Data in this exercise –

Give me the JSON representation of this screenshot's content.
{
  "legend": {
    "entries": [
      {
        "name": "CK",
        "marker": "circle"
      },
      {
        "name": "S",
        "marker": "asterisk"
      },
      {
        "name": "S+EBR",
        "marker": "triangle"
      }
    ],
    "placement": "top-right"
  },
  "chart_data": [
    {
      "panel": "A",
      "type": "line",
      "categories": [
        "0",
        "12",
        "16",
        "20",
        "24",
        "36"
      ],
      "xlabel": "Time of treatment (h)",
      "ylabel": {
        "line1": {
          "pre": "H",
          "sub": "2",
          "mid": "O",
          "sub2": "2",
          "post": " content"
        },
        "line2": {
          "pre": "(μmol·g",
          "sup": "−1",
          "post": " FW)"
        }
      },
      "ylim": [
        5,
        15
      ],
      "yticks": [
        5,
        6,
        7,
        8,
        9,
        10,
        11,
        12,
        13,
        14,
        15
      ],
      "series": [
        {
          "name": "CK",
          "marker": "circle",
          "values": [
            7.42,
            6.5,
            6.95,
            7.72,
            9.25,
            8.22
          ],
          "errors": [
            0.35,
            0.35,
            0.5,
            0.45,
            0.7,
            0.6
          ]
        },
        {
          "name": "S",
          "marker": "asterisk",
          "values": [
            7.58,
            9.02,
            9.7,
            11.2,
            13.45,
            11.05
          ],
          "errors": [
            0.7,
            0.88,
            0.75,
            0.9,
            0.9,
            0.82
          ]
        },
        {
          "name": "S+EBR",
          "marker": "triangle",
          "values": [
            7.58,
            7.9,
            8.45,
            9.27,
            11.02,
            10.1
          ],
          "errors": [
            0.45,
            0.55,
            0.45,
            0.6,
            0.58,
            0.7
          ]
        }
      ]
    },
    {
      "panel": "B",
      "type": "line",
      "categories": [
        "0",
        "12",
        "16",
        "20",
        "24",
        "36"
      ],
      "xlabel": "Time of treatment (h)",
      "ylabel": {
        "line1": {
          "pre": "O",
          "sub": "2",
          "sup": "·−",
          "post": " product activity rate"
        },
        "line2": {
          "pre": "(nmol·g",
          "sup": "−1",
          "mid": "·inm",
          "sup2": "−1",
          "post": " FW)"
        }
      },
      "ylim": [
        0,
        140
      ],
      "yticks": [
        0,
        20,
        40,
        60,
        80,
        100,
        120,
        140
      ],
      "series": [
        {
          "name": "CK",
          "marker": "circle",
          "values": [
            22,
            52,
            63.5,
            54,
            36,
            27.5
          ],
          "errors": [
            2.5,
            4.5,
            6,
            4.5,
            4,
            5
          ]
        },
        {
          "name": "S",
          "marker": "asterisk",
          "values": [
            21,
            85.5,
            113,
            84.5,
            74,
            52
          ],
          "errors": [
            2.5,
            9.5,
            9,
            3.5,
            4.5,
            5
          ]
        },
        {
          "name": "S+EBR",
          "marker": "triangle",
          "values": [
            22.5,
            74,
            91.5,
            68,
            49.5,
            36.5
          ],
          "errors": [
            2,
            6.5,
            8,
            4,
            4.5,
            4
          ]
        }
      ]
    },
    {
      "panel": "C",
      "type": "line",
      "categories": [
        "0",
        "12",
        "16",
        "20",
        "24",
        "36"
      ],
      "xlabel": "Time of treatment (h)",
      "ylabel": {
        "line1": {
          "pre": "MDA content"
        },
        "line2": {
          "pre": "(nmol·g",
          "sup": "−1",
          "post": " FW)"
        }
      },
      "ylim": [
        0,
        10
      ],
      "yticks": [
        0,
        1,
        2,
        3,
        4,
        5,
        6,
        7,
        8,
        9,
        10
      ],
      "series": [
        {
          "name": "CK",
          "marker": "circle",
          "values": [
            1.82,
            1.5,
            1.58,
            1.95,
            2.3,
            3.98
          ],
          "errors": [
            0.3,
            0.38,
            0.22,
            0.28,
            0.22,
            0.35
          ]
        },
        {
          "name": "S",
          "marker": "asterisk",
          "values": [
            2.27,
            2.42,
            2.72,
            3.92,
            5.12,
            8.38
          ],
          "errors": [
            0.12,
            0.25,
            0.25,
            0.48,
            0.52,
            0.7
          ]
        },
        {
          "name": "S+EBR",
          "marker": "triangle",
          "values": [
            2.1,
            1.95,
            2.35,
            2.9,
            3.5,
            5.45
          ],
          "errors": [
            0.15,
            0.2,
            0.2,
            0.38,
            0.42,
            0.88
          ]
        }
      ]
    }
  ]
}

What you have to do –
Restate the data above exactly, keeping each word as it stands.

Exercise solution –
Give me the JSON representation of this screenshot's content.
{
  "legend": {
    "entries": [
      {
        "name": "CK",
        "marker": "circle"
      },
      {
        "name": "S",
        "marker": "asterisk"
      },
      {
        "name": "S+EBR",
        "marker": "triangle"
      }
    ],
    "placement": "top-right"
  },
  "chart_data": [
    {
      "panel": "A",
      "type": "line",
      "categories": [
        "0",
        "12",
        "16",
        "20",
        "24",
        "36"
      ],
      "xlabel": "Time of treatment (h)",
      "ylabel": {
        "line1": {
          "pre": "H",
          "sub": "2",
          "mid": "O",
          "sub2": "2",
          "post": " content"
        },
        "line2": {
          "pre": "(μmol·g",
          "sup": "−1",
          "post": " FW)"
        }
      },
      "ylim": [
        5,
        15
      ],
      "yticks": [
        5,
        6,
        7,
        8,
        9,
        10,
        11,
        12,
        13,
        14,
        15
      ],
      "series": [
        {
          "name": "CK",
          "marker": "circle",
          "values": [
            7.42,
            6.5,
            6.95,
            7.72,
            9.25,
            8.22
          ],
          "errors": [
            0.35,
            0.35,
            0.5,
            0.45,
            0.7,
            0.6
          ]
        },
        {
          "name": "S",
          "marker": "asterisk",
          "values": [
            7.58,
            9.02,
            9.7,
            11.2,
            13.45,
            11.05
          ],
          "errors": [
            0.7,
            0.88,
            0.75,
            0.9,
            0.9,
            0.82
          ]
        },
        {
          "name": "S+EBR",
          "marker": "triangle",
          "values": [
            7.58,
            7.9,
            8.45,
            9.27,
            11.02,
            10.1
          ],
          "errors": [
            0.45,
            0.55,
            0.45,
            0.6,
            0.58,
            0.7
          ]
        }
      ]
    },
    {
      "panel": "B",
      "type": "line",
      "categories": [
        "0",
        "12",
        "16",
        "20",
        "24",
        "36"
      ],
      "xlabel": "Time of treatment (h)",
      "ylabel": {
        "line1": {
          "pre": "O",
          "sub": "2",
          "sup": "·−",
          "post": " product activity rate"
        },
        "line2": {
          "pre": "(nmol·g",
          "sup": "−1",
          "mid": "·inm",
          "sup2": "−1",
          "post": " FW)"
        }
      },
      "ylim": [
        0,
        140
      ],
      "yticks": [
        0,
        20,
        40,
        60,
        80,
        100,
        120,
        140
      ],
      "series": [
        {
          "name": "CK",
          "marker": "circle",
          "values": [
            22,
            52,
            63.5,
            54,
            36,
            27.5
          ],
          "errors": [
            2.5,
            4.5,
            6,
            4.5,
            4,
            5
          ]
        },
        {
          "name": "S",
          "marker": "asterisk",
          "values": [
            21,
            85.5,
            113,
            84.5,
            74,
            52
          ],
          "errors": [
            2.5,
            9.5,
            9,
            3.5,
            4.5,
            5
          ]
        },
        {
          "name": "S+EBR",
          "marker": "triangle",
          "values": [
            22.5,
            74,
            91.5,
            68,
            49.5,
            36.5
          ],
          "errors": [
            2,
            6.5,
            8,
            4,
            4.5,
            4
          ]
        }
      ]
    },
    {
      "panel": "C",
      "type": "line",
      "categories": [
        "0",
        "12",
        "16",
        "20",
        "24",
        "36"
      ],
      "xlabel": "Time of treatment (h)",
      "ylabel": {
        "line1": {
          "pre": "MDA content"
        },
        "line2": {
          "pre": "(nmol·g",
          "sup": "−1",
          "post": " FW)"
        }
      },
      "ylim": [
        0,
        10
      ],
      "yticks": [
        0,
        1,
        2,
        3,
        4,
        5,
        6,
        7,
        8,
        9,
        10
      ],
      "series": [
        {
          "name": "CK",
          "marker": "circle",
          "values": [
            1.82,
            1.5,
            1.58,
            1.95,
            2.3,
            3.98
          ],
          "errors": [
            0.3,
            0.38,
            0.22,
            0.28,
            0.22,
            0.35
          ]
        },
        {
          "name": "S",
          "marker": "asterisk",
          "values": [
            2.27,
            2.42,
            2.72,
            3.92,
            5.12,
            8.38
          ],
          "errors": [
            0.12,
            0.25,
            0.25,
            0.48,
            0.52,
            0.7
          ]
        },
        {
          "name": "S+EBR",
          "marker": "triangle",
          "values": [
            2.1,
            1.95,
            2.35,
            2.9,
            3.5,
            5.45
          ],
          "errors": [
            0.15,
            0.2,
            0.2,
            0.38,
            0.42,
            0.88
          ]
        }
      ]
    }
  ]
}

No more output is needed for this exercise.